* _Set task_: Below are some entries. Copy each line that holds the string "label".

* _Provided material_:
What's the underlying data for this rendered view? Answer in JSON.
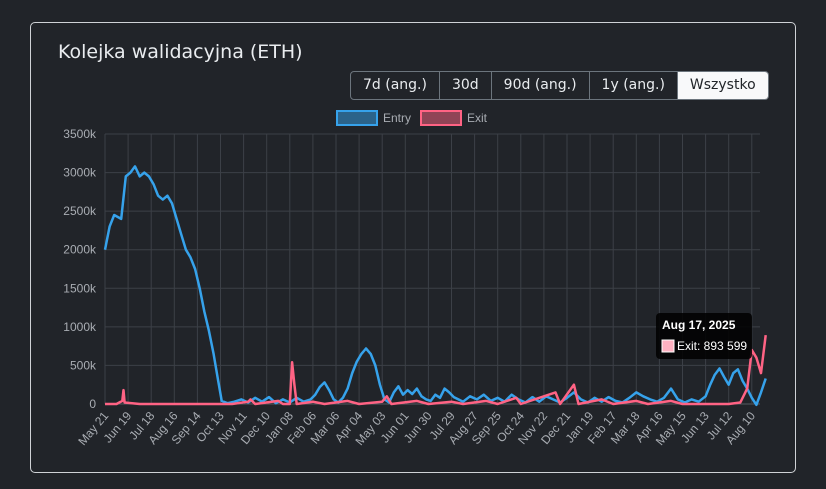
{
  "card": {
    "title": "Kolejka walidacyjna (ETH)"
  },
  "range_buttons": [
    {
      "label": "7d (ang.)"
    },
    {
      "label": "30d"
    },
    {
      "label": "90d (ang.)"
    },
    {
      "label": "1y (ang.)"
    },
    {
      "label": "Wszystko",
      "active": true
    }
  ],
  "colors": {
    "entry": "#36a2eb",
    "exit": "#ff6384",
    "tooltip_bg": "#000000"
  },
  "tooltip": {
    "title": "Aug 17, 2025",
    "label": "Exit: 893 599"
  },
  "chart_data": {
    "type": "line",
    "legend_position": "top",
    "grid": true,
    "ylim": [
      0,
      3500000
    ],
    "y_ticks": [
      "0",
      "500k",
      "1000k",
      "1500k",
      "2000k",
      "2500k",
      "3000k",
      "3500k"
    ],
    "x_ticks": [
      "May 21",
      "Jun 19",
      "Jul 18",
      "Aug 16",
      "Sep 14",
      "Oct 13",
      "Nov 11",
      "Dec 10",
      "Jan 08",
      "Feb 06",
      "Mar 06",
      "Apr 04",
      "May 03",
      "Jun 01",
      "Jun 30",
      "Jul 29",
      "Aug 27",
      "Sep 25",
      "Oct 24",
      "Nov 22",
      "Dec 21",
      "Jan 19",
      "Feb 17",
      "Mar 18",
      "Apr 16",
      "May 15",
      "Jun 13",
      "Jul 12",
      "Aug 10"
    ],
    "series": [
      {
        "name": "Entry",
        "points": [
          [
            0,
            2000000
          ],
          [
            0.2,
            2300000
          ],
          [
            0.4,
            2450000
          ],
          [
            0.7,
            2400000
          ],
          [
            0.9,
            2950000
          ],
          [
            1.1,
            3000000
          ],
          [
            1.3,
            3080000
          ],
          [
            1.5,
            2950000
          ],
          [
            1.7,
            3000000
          ],
          [
            1.9,
            2950000
          ],
          [
            2.1,
            2850000
          ],
          [
            2.3,
            2700000
          ],
          [
            2.5,
            2650000
          ],
          [
            2.7,
            2700000
          ],
          [
            2.9,
            2600000
          ],
          [
            3.1,
            2400000
          ],
          [
            3.3,
            2200000
          ],
          [
            3.5,
            2000000
          ],
          [
            3.7,
            1900000
          ],
          [
            3.9,
            1750000
          ],
          [
            4.1,
            1500000
          ],
          [
            4.3,
            1200000
          ],
          [
            4.5,
            950000
          ],
          [
            4.7,
            650000
          ],
          [
            4.9,
            300000
          ],
          [
            5.05,
            40000
          ],
          [
            5.3,
            10000
          ],
          [
            5.6,
            30000
          ],
          [
            5.9,
            60000
          ],
          [
            6.2,
            20000
          ],
          [
            6.5,
            80000
          ],
          [
            6.8,
            30000
          ],
          [
            7.1,
            90000
          ],
          [
            7.4,
            10000
          ],
          [
            7.7,
            60000
          ],
          [
            8.0,
            20000
          ],
          [
            8.3,
            80000
          ],
          [
            8.6,
            30000
          ],
          [
            8.9,
            60000
          ],
          [
            9.1,
            120000
          ],
          [
            9.3,
            220000
          ],
          [
            9.5,
            280000
          ],
          [
            9.7,
            180000
          ],
          [
            9.9,
            60000
          ],
          [
            10.1,
            20000
          ],
          [
            10.3,
            80000
          ],
          [
            10.5,
            200000
          ],
          [
            10.7,
            400000
          ],
          [
            10.9,
            550000
          ],
          [
            11.1,
            650000
          ],
          [
            11.3,
            720000
          ],
          [
            11.5,
            650000
          ],
          [
            11.7,
            500000
          ],
          [
            11.9,
            250000
          ],
          [
            12.1,
            60000
          ],
          [
            12.3,
            20000
          ],
          [
            12.5,
            150000
          ],
          [
            12.7,
            230000
          ],
          [
            12.9,
            120000
          ],
          [
            13.1,
            180000
          ],
          [
            13.3,
            130000
          ],
          [
            13.5,
            200000
          ],
          [
            13.7,
            100000
          ],
          [
            13.9,
            60000
          ],
          [
            14.1,
            40000
          ],
          [
            14.3,
            120000
          ],
          [
            14.5,
            80000
          ],
          [
            14.7,
            200000
          ],
          [
            14.9,
            150000
          ],
          [
            15.1,
            90000
          ],
          [
            15.3,
            60000
          ],
          [
            15.5,
            30000
          ],
          [
            15.8,
            100000
          ],
          [
            16.1,
            60000
          ],
          [
            16.4,
            120000
          ],
          [
            16.7,
            40000
          ],
          [
            17.0,
            80000
          ],
          [
            17.3,
            30000
          ],
          [
            17.6,
            120000
          ],
          [
            17.9,
            60000
          ],
          [
            18.2,
            20000
          ],
          [
            18.5,
            90000
          ],
          [
            18.8,
            30000
          ],
          [
            19.1,
            100000
          ],
          [
            19.4,
            60000
          ],
          [
            19.7,
            20000
          ],
          [
            20.0,
            80000
          ],
          [
            20.3,
            150000
          ],
          [
            20.6,
            60000
          ],
          [
            20.9,
            20000
          ],
          [
            21.2,
            80000
          ],
          [
            21.5,
            30000
          ],
          [
            21.8,
            90000
          ],
          [
            22.1,
            40000
          ],
          [
            22.4,
            20000
          ],
          [
            22.7,
            80000
          ],
          [
            23.0,
            150000
          ],
          [
            23.3,
            100000
          ],
          [
            23.6,
            60000
          ],
          [
            23.9,
            30000
          ],
          [
            24.2,
            80000
          ],
          [
            24.5,
            200000
          ],
          [
            24.8,
            60000
          ],
          [
            25.1,
            20000
          ],
          [
            25.4,
            60000
          ],
          [
            25.7,
            30000
          ],
          [
            26.0,
            100000
          ],
          [
            26.2,
            250000
          ],
          [
            26.4,
            380000
          ],
          [
            26.6,
            460000
          ],
          [
            26.8,
            350000
          ],
          [
            27.0,
            250000
          ],
          [
            27.2,
            400000
          ],
          [
            27.4,
            450000
          ],
          [
            27.6,
            300000
          ],
          [
            27.8,
            200000
          ],
          [
            28.0,
            80000
          ],
          [
            28.2,
            -10000
          ],
          [
            28.4,
            150000
          ],
          [
            28.6,
            330000
          ]
        ]
      },
      {
        "name": "Exit",
        "points": [
          [
            0,
            0
          ],
          [
            0.5,
            0
          ],
          [
            0.75,
            40000
          ],
          [
            0.8,
            180000
          ],
          [
            0.85,
            20000
          ],
          [
            1.5,
            0
          ],
          [
            2.5,
            0
          ],
          [
            3.5,
            0
          ],
          [
            4.5,
            0
          ],
          [
            5.5,
            0
          ],
          [
            6.2,
            30000
          ],
          [
            6.3,
            60000
          ],
          [
            6.5,
            0
          ],
          [
            7.5,
            40000
          ],
          [
            7.7,
            0
          ],
          [
            8.0,
            0
          ],
          [
            8.1,
            540000
          ],
          [
            8.2,
            250000
          ],
          [
            8.3,
            0
          ],
          [
            9.0,
            30000
          ],
          [
            9.5,
            0
          ],
          [
            10.5,
            40000
          ],
          [
            11.0,
            0
          ],
          [
            12.0,
            30000
          ],
          [
            12.2,
            100000
          ],
          [
            12.4,
            0
          ],
          [
            13.5,
            40000
          ],
          [
            14.0,
            0
          ],
          [
            15.0,
            30000
          ],
          [
            15.5,
            0
          ],
          [
            16.5,
            40000
          ],
          [
            17.0,
            0
          ],
          [
            17.8,
            80000
          ],
          [
            18.0,
            0
          ],
          [
            19.5,
            150000
          ],
          [
            19.7,
            0
          ],
          [
            20.3,
            250000
          ],
          [
            20.5,
            0
          ],
          [
            21.5,
            60000
          ],
          [
            22.0,
            0
          ],
          [
            23.0,
            40000
          ],
          [
            23.5,
            0
          ],
          [
            24.5,
            40000
          ],
          [
            25.0,
            0
          ],
          [
            26.0,
            0
          ],
          [
            27.0,
            0
          ],
          [
            27.5,
            20000
          ],
          [
            27.8,
            200000
          ],
          [
            28.0,
            700000
          ],
          [
            28.2,
            600000
          ],
          [
            28.4,
            400000
          ],
          [
            28.6,
            893599
          ]
        ]
      }
    ]
  }
}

* _Task result_:
      "label": "7d (ang.)"
      "label": "30d"
      "label": "90d (ang.)"
      "label": "1y (ang.)"
      "label": "Wszystko",
    "label": "Exit: 893 599"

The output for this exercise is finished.